§ Extracted records
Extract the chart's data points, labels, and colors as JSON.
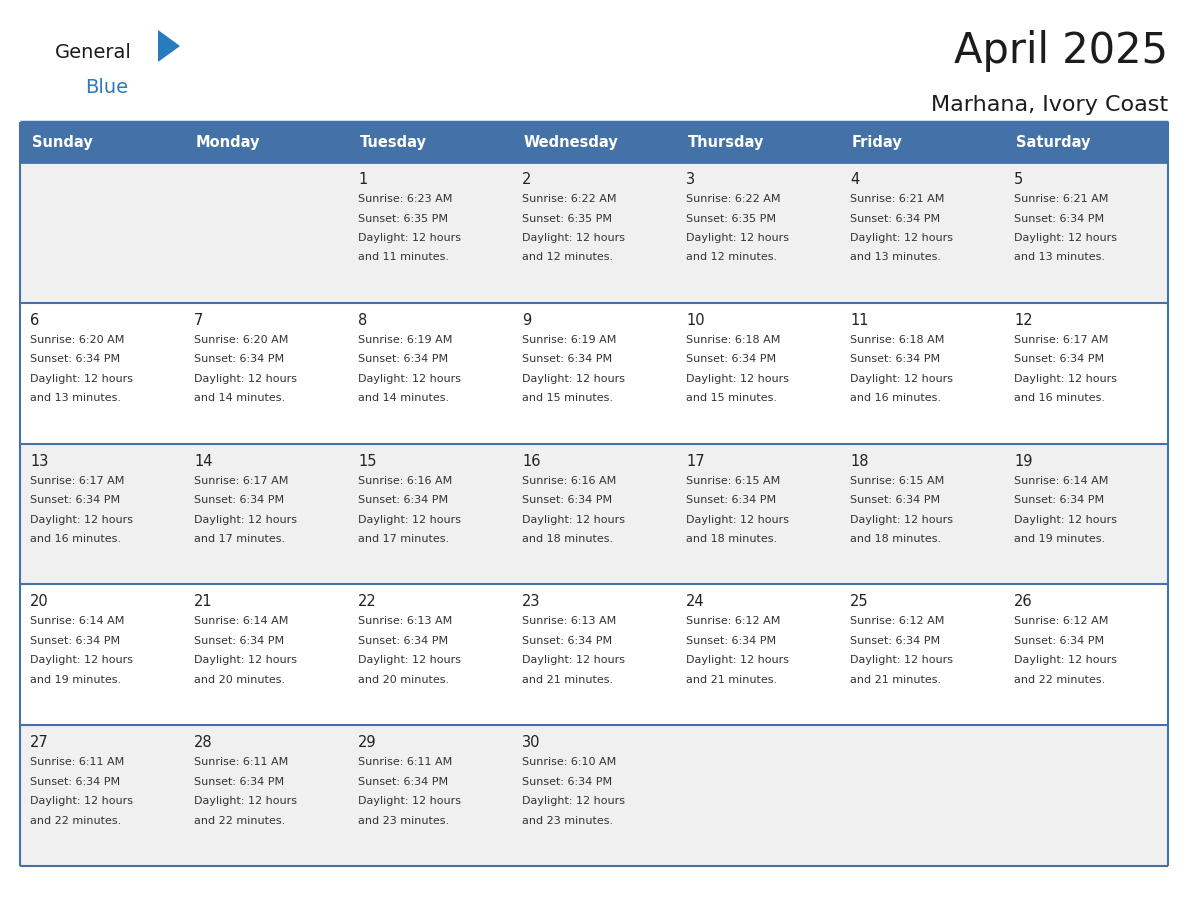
{
  "title": "April 2025",
  "subtitle": "Marhana, Ivory Coast",
  "days_of_week": [
    "Sunday",
    "Monday",
    "Tuesday",
    "Wednesday",
    "Thursday",
    "Friday",
    "Saturday"
  ],
  "header_bg": "#4472a8",
  "header_text": "#ffffff",
  "row_bg_odd": "#f0f0f0",
  "row_bg_even": "#ffffff",
  "border_color": "#4472a8",
  "text_color": "#333333",
  "day_num_color": "#222222",
  "blue_color": "#2a7abf",
  "calendar_data": [
    [
      null,
      null,
      {
        "day": 1,
        "sunrise": "6:23 AM",
        "sunset": "6:35 PM",
        "daylight": "12 hours",
        "daylight2": "and 11 minutes."
      },
      {
        "day": 2,
        "sunrise": "6:22 AM",
        "sunset": "6:35 PM",
        "daylight": "12 hours",
        "daylight2": "and 12 minutes."
      },
      {
        "day": 3,
        "sunrise": "6:22 AM",
        "sunset": "6:35 PM",
        "daylight": "12 hours",
        "daylight2": "and 12 minutes."
      },
      {
        "day": 4,
        "sunrise": "6:21 AM",
        "sunset": "6:34 PM",
        "daylight": "12 hours",
        "daylight2": "and 13 minutes."
      },
      {
        "day": 5,
        "sunrise": "6:21 AM",
        "sunset": "6:34 PM",
        "daylight": "12 hours",
        "daylight2": "and 13 minutes."
      }
    ],
    [
      {
        "day": 6,
        "sunrise": "6:20 AM",
        "sunset": "6:34 PM",
        "daylight": "12 hours",
        "daylight2": "and 13 minutes."
      },
      {
        "day": 7,
        "sunrise": "6:20 AM",
        "sunset": "6:34 PM",
        "daylight": "12 hours",
        "daylight2": "and 14 minutes."
      },
      {
        "day": 8,
        "sunrise": "6:19 AM",
        "sunset": "6:34 PM",
        "daylight": "12 hours",
        "daylight2": "and 14 minutes."
      },
      {
        "day": 9,
        "sunrise": "6:19 AM",
        "sunset": "6:34 PM",
        "daylight": "12 hours",
        "daylight2": "and 15 minutes."
      },
      {
        "day": 10,
        "sunrise": "6:18 AM",
        "sunset": "6:34 PM",
        "daylight": "12 hours",
        "daylight2": "and 15 minutes."
      },
      {
        "day": 11,
        "sunrise": "6:18 AM",
        "sunset": "6:34 PM",
        "daylight": "12 hours",
        "daylight2": "and 16 minutes."
      },
      {
        "day": 12,
        "sunrise": "6:17 AM",
        "sunset": "6:34 PM",
        "daylight": "12 hours",
        "daylight2": "and 16 minutes."
      }
    ],
    [
      {
        "day": 13,
        "sunrise": "6:17 AM",
        "sunset": "6:34 PM",
        "daylight": "12 hours",
        "daylight2": "and 16 minutes."
      },
      {
        "day": 14,
        "sunrise": "6:17 AM",
        "sunset": "6:34 PM",
        "daylight": "12 hours",
        "daylight2": "and 17 minutes."
      },
      {
        "day": 15,
        "sunrise": "6:16 AM",
        "sunset": "6:34 PM",
        "daylight": "12 hours",
        "daylight2": "and 17 minutes."
      },
      {
        "day": 16,
        "sunrise": "6:16 AM",
        "sunset": "6:34 PM",
        "daylight": "12 hours",
        "daylight2": "and 18 minutes."
      },
      {
        "day": 17,
        "sunrise": "6:15 AM",
        "sunset": "6:34 PM",
        "daylight": "12 hours",
        "daylight2": "and 18 minutes."
      },
      {
        "day": 18,
        "sunrise": "6:15 AM",
        "sunset": "6:34 PM",
        "daylight": "12 hours",
        "daylight2": "and 18 minutes."
      },
      {
        "day": 19,
        "sunrise": "6:14 AM",
        "sunset": "6:34 PM",
        "daylight": "12 hours",
        "daylight2": "and 19 minutes."
      }
    ],
    [
      {
        "day": 20,
        "sunrise": "6:14 AM",
        "sunset": "6:34 PM",
        "daylight": "12 hours",
        "daylight2": "and 19 minutes."
      },
      {
        "day": 21,
        "sunrise": "6:14 AM",
        "sunset": "6:34 PM",
        "daylight": "12 hours",
        "daylight2": "and 20 minutes."
      },
      {
        "day": 22,
        "sunrise": "6:13 AM",
        "sunset": "6:34 PM",
        "daylight": "12 hours",
        "daylight2": "and 20 minutes."
      },
      {
        "day": 23,
        "sunrise": "6:13 AM",
        "sunset": "6:34 PM",
        "daylight": "12 hours",
        "daylight2": "and 21 minutes."
      },
      {
        "day": 24,
        "sunrise": "6:12 AM",
        "sunset": "6:34 PM",
        "daylight": "12 hours",
        "daylight2": "and 21 minutes."
      },
      {
        "day": 25,
        "sunrise": "6:12 AM",
        "sunset": "6:34 PM",
        "daylight": "12 hours",
        "daylight2": "and 21 minutes."
      },
      {
        "day": 26,
        "sunrise": "6:12 AM",
        "sunset": "6:34 PM",
        "daylight": "12 hours",
        "daylight2": "and 22 minutes."
      }
    ],
    [
      {
        "day": 27,
        "sunrise": "6:11 AM",
        "sunset": "6:34 PM",
        "daylight": "12 hours",
        "daylight2": "and 22 minutes."
      },
      {
        "day": 28,
        "sunrise": "6:11 AM",
        "sunset": "6:34 PM",
        "daylight": "12 hours",
        "daylight2": "and 22 minutes."
      },
      {
        "day": 29,
        "sunrise": "6:11 AM",
        "sunset": "6:34 PM",
        "daylight": "12 hours",
        "daylight2": "and 23 minutes."
      },
      {
        "day": 30,
        "sunrise": "6:10 AM",
        "sunset": "6:34 PM",
        "daylight": "12 hours",
        "daylight2": "and 23 minutes."
      },
      null,
      null,
      null
    ]
  ]
}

§ Exercise description
Output the data above without changes, apart from leaving out the pictures.

§ Solution to this task
Extract the chart's data points, labels, and colors as JSON.
{
  "title": "April 2025",
  "subtitle": "Marhana, Ivory Coast",
  "days_of_week": [
    "Sunday",
    "Monday",
    "Tuesday",
    "Wednesday",
    "Thursday",
    "Friday",
    "Saturday"
  ],
  "header_bg": "#4472a8",
  "header_text": "#ffffff",
  "row_bg_odd": "#f0f0f0",
  "row_bg_even": "#ffffff",
  "border_color": "#4472a8",
  "text_color": "#333333",
  "day_num_color": "#222222",
  "blue_color": "#2a7abf",
  "calendar_data": [
    [
      null,
      null,
      {
        "day": 1,
        "sunrise": "6:23 AM",
        "sunset": "6:35 PM",
        "daylight": "12 hours",
        "daylight2": "and 11 minutes."
      },
      {
        "day": 2,
        "sunrise": "6:22 AM",
        "sunset": "6:35 PM",
        "daylight": "12 hours",
        "daylight2": "and 12 minutes."
      },
      {
        "day": 3,
        "sunrise": "6:22 AM",
        "sunset": "6:35 PM",
        "daylight": "12 hours",
        "daylight2": "and 12 minutes."
      },
      {
        "day": 4,
        "sunrise": "6:21 AM",
        "sunset": "6:34 PM",
        "daylight": "12 hours",
        "daylight2": "and 13 minutes."
      },
      {
        "day": 5,
        "sunrise": "6:21 AM",
        "sunset": "6:34 PM",
        "daylight": "12 hours",
        "daylight2": "and 13 minutes."
      }
    ],
    [
      {
        "day": 6,
        "sunrise": "6:20 AM",
        "sunset": "6:34 PM",
        "daylight": "12 hours",
        "daylight2": "and 13 minutes."
      },
      {
        "day": 7,
        "sunrise": "6:20 AM",
        "sunset": "6:34 PM",
        "daylight": "12 hours",
        "daylight2": "and 14 minutes."
      },
      {
        "day": 8,
        "sunrise": "6:19 AM",
        "sunset": "6:34 PM",
        "daylight": "12 hours",
        "daylight2": "and 14 minutes."
      },
      {
        "day": 9,
        "sunrise": "6:19 AM",
        "sunset": "6:34 PM",
        "daylight": "12 hours",
        "daylight2": "and 15 minutes."
      },
      {
        "day": 10,
        "sunrise": "6:18 AM",
        "sunset": "6:34 PM",
        "daylight": "12 hours",
        "daylight2": "and 15 minutes."
      },
      {
        "day": 11,
        "sunrise": "6:18 AM",
        "sunset": "6:34 PM",
        "daylight": "12 hours",
        "daylight2": "and 16 minutes."
      },
      {
        "day": 12,
        "sunrise": "6:17 AM",
        "sunset": "6:34 PM",
        "daylight": "12 hours",
        "daylight2": "and 16 minutes."
      }
    ],
    [
      {
        "day": 13,
        "sunrise": "6:17 AM",
        "sunset": "6:34 PM",
        "daylight": "12 hours",
        "daylight2": "and 16 minutes."
      },
      {
        "day": 14,
        "sunrise": "6:17 AM",
        "sunset": "6:34 PM",
        "daylight": "12 hours",
        "daylight2": "and 17 minutes."
      },
      {
        "day": 15,
        "sunrise": "6:16 AM",
        "sunset": "6:34 PM",
        "daylight": "12 hours",
        "daylight2": "and 17 minutes."
      },
      {
        "day": 16,
        "sunrise": "6:16 AM",
        "sunset": "6:34 PM",
        "daylight": "12 hours",
        "daylight2": "and 18 minutes."
      },
      {
        "day": 17,
        "sunrise": "6:15 AM",
        "sunset": "6:34 PM",
        "daylight": "12 hours",
        "daylight2": "and 18 minutes."
      },
      {
        "day": 18,
        "sunrise": "6:15 AM",
        "sunset": "6:34 PM",
        "daylight": "12 hours",
        "daylight2": "and 18 minutes."
      },
      {
        "day": 19,
        "sunrise": "6:14 AM",
        "sunset": "6:34 PM",
        "daylight": "12 hours",
        "daylight2": "and 19 minutes."
      }
    ],
    [
      {
        "day": 20,
        "sunrise": "6:14 AM",
        "sunset": "6:34 PM",
        "daylight": "12 hours",
        "daylight2": "and 19 minutes."
      },
      {
        "day": 21,
        "sunrise": "6:14 AM",
        "sunset": "6:34 PM",
        "daylight": "12 hours",
        "daylight2": "and 20 minutes."
      },
      {
        "day": 22,
        "sunrise": "6:13 AM",
        "sunset": "6:34 PM",
        "daylight": "12 hours",
        "daylight2": "and 20 minutes."
      },
      {
        "day": 23,
        "sunrise": "6:13 AM",
        "sunset": "6:34 PM",
        "daylight": "12 hours",
        "daylight2": "and 21 minutes."
      },
      {
        "day": 24,
        "sunrise": "6:12 AM",
        "sunset": "6:34 PM",
        "daylight": "12 hours",
        "daylight2": "and 21 minutes."
      },
      {
        "day": 25,
        "sunrise": "6:12 AM",
        "sunset": "6:34 PM",
        "daylight": "12 hours",
        "daylight2": "and 21 minutes."
      },
      {
        "day": 26,
        "sunrise": "6:12 AM",
        "sunset": "6:34 PM",
        "daylight": "12 hours",
        "daylight2": "and 22 minutes."
      }
    ],
    [
      {
        "day": 27,
        "sunrise": "6:11 AM",
        "sunset": "6:34 PM",
        "daylight": "12 hours",
        "daylight2": "and 22 minutes."
      },
      {
        "day": 28,
        "sunrise": "6:11 AM",
        "sunset": "6:34 PM",
        "daylight": "12 hours",
        "daylight2": "and 22 minutes."
      },
      {
        "day": 29,
        "sunrise": "6:11 AM",
        "sunset": "6:34 PM",
        "daylight": "12 hours",
        "daylight2": "and 23 minutes."
      },
      {
        "day": 30,
        "sunrise": "6:10 AM",
        "sunset": "6:34 PM",
        "daylight": "12 hours",
        "daylight2": "and 23 minutes."
      },
      null,
      null,
      null
    ]
  ]
}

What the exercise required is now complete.